» Stored entries
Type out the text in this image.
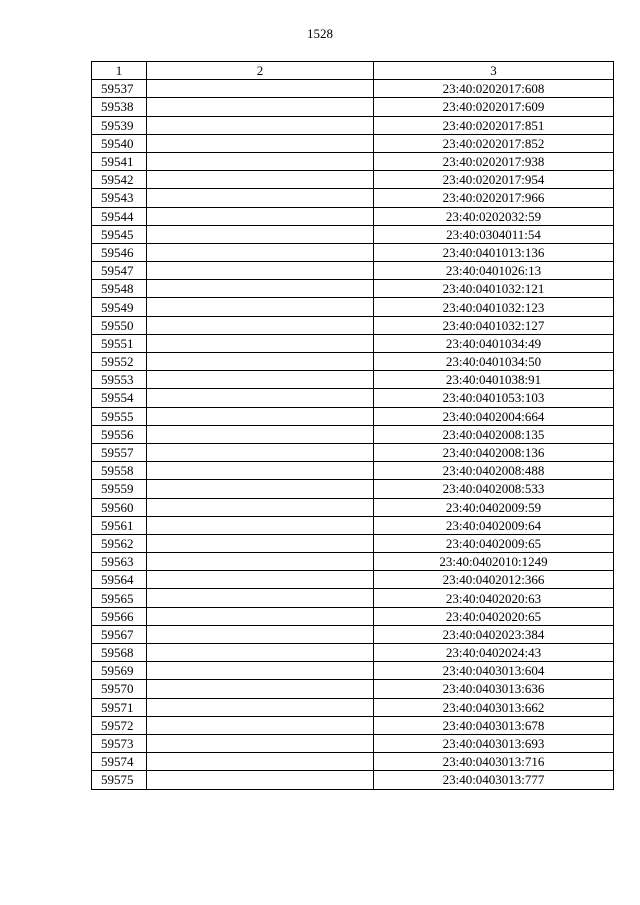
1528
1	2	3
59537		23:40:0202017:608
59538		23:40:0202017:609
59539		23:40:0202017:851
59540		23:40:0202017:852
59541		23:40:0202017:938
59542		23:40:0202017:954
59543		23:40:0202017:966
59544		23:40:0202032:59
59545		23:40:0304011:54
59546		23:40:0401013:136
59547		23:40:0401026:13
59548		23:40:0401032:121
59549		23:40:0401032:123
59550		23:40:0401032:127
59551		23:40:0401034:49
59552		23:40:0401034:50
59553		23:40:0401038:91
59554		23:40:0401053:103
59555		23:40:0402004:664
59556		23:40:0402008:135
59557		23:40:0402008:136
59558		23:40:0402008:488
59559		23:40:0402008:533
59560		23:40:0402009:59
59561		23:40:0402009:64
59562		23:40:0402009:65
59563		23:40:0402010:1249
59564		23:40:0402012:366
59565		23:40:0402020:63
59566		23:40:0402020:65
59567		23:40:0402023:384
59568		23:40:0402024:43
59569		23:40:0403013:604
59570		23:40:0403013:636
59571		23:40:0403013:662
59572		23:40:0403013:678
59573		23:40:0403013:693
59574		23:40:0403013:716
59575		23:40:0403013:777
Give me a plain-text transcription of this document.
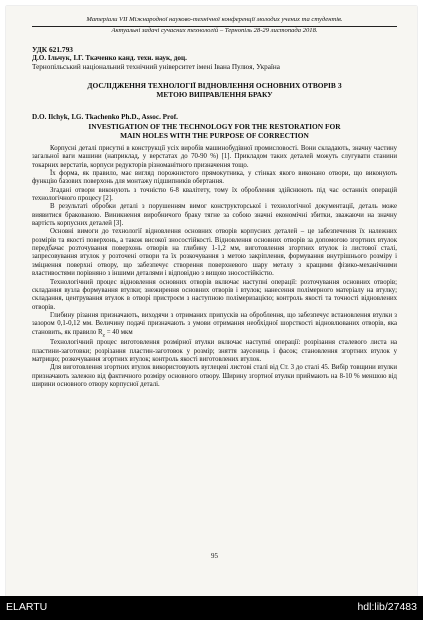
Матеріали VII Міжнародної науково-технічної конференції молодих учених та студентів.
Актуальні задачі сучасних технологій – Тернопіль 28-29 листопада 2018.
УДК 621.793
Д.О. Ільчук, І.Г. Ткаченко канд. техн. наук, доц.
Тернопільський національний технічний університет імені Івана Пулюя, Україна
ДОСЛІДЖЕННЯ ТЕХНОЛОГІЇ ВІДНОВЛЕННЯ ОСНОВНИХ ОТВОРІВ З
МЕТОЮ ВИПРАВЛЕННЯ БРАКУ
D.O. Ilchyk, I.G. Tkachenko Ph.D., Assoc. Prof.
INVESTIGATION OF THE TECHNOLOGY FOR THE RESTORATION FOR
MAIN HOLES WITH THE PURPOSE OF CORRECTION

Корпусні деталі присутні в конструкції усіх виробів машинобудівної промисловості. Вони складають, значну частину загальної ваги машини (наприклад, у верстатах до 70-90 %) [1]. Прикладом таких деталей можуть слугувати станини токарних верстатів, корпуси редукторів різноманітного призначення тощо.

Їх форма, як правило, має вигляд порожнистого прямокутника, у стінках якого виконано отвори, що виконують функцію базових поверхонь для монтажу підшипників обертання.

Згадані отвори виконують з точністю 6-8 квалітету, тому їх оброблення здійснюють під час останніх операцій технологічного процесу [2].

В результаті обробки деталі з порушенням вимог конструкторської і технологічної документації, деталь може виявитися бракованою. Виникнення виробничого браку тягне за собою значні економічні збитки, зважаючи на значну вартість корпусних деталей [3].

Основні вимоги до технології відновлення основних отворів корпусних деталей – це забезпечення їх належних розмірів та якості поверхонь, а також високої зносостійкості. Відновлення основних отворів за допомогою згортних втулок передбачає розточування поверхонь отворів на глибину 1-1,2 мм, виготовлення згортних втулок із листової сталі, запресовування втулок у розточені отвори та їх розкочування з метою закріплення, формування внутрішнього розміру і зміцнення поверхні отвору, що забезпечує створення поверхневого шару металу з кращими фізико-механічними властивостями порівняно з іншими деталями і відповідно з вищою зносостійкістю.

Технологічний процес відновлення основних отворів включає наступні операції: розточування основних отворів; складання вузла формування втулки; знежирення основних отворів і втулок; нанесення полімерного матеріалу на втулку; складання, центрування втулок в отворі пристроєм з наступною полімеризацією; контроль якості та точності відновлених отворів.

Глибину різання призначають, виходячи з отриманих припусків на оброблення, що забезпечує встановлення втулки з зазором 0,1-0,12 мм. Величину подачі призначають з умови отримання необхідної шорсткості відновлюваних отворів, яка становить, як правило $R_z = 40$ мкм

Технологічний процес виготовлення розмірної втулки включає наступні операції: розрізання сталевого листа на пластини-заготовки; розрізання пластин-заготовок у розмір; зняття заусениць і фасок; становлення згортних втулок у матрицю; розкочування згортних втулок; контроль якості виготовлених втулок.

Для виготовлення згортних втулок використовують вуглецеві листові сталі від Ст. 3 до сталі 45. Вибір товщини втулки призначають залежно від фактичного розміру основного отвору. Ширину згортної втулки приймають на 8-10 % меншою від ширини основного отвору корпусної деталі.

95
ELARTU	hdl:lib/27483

---

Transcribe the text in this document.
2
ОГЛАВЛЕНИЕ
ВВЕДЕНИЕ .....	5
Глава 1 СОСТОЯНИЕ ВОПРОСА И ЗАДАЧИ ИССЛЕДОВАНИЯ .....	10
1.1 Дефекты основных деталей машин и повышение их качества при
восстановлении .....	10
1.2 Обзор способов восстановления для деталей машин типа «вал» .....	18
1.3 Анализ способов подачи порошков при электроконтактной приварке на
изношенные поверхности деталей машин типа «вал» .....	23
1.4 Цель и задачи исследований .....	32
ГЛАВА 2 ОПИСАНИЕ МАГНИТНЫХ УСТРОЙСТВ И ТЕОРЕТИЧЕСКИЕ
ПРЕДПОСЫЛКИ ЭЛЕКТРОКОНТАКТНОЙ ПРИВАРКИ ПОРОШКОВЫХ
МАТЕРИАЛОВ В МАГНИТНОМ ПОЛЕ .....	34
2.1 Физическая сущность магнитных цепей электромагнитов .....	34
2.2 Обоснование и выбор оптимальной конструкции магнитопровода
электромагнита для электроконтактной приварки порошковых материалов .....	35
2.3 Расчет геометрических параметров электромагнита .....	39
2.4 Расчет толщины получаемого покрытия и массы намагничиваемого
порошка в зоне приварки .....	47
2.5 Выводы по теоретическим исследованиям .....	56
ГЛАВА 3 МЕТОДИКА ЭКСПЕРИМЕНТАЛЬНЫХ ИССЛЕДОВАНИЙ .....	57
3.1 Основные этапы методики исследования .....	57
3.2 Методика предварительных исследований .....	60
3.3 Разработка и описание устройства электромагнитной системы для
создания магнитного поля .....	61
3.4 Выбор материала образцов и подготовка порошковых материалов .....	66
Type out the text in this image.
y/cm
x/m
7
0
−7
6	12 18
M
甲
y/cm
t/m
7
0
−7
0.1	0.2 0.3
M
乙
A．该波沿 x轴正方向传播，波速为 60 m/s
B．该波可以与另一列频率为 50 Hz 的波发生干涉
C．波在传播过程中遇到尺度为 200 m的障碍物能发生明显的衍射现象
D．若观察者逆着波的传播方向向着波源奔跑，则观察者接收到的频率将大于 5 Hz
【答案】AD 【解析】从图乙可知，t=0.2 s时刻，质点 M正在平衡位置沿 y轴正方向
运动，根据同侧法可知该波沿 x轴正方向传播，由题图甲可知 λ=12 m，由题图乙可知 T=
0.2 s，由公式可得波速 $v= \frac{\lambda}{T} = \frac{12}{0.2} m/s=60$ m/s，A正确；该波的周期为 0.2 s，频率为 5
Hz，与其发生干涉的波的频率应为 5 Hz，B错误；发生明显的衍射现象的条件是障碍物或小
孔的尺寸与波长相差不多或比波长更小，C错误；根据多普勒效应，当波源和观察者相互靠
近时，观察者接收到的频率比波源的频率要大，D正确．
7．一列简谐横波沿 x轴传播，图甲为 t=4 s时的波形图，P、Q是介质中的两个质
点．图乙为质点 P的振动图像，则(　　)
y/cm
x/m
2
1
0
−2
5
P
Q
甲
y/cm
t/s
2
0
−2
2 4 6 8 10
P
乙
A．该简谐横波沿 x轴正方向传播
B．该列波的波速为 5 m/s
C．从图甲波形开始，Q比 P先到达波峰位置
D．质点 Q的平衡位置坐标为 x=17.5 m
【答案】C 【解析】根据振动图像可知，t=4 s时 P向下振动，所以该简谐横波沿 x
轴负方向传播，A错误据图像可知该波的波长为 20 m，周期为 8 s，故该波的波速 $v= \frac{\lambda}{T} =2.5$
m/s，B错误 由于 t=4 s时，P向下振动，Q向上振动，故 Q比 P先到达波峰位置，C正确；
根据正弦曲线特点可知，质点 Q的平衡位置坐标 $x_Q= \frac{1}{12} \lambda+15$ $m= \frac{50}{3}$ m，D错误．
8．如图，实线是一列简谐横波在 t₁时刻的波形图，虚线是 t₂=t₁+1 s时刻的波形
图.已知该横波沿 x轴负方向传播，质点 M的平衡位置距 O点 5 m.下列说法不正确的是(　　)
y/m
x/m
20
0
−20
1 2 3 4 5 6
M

* * *

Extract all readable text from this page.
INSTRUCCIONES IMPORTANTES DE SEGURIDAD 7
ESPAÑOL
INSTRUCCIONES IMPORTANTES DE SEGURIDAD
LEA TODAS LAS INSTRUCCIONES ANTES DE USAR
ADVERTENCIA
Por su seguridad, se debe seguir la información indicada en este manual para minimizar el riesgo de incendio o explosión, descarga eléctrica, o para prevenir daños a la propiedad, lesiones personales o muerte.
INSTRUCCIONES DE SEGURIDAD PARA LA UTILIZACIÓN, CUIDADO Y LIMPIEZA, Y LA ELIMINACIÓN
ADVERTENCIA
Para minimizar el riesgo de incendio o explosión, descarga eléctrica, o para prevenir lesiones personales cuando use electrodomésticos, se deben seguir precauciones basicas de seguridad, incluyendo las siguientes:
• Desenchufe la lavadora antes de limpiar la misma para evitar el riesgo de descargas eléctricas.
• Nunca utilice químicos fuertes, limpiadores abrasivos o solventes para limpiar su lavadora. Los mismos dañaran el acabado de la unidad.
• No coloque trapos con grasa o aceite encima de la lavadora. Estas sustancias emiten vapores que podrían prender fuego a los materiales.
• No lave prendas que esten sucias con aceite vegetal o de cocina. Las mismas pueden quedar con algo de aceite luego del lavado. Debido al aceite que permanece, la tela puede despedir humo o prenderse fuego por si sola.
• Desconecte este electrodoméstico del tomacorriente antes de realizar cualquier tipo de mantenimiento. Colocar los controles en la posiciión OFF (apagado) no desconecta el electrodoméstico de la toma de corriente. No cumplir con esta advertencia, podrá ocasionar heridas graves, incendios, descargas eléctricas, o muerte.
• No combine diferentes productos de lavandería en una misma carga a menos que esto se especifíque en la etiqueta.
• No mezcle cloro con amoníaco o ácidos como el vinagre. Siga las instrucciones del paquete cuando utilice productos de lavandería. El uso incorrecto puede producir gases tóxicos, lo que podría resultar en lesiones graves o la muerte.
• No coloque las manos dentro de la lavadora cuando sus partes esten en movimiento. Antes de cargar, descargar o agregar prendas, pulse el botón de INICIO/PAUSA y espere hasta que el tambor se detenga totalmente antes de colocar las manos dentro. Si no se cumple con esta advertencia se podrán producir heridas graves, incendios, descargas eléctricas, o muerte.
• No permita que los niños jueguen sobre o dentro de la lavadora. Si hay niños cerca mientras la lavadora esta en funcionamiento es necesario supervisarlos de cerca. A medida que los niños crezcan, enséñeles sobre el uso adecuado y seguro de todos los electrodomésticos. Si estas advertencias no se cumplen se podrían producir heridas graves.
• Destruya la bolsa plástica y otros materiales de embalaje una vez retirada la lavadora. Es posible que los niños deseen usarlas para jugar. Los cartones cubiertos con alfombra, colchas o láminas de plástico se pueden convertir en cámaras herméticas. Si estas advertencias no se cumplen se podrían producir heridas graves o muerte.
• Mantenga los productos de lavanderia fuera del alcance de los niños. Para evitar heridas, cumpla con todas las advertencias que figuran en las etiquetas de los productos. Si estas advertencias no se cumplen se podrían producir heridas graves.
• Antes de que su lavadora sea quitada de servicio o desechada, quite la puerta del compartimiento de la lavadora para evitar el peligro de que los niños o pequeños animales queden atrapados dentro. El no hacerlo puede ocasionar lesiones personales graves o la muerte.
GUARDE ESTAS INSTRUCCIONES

» Stated goal
Search the data for the string "materiales". List each line that has it.

» Answer
• No coloque trapos con grasa o aceite encima de la lavadora. Estas sustancias emiten vapores que podrían prender fuego a los materiales.
• Destruya la bolsa plástica y otros materiales de embalaje una vez retirada la lavadora. Es posible que los niños deseen usarlas para jugar. Los cartones cubiertos con alfombra, colchas o láminas de plástico se pueden convertir en cámaras herméticas. Si estas advertencias no se cumplen se podrían producir heridas graves o muerte.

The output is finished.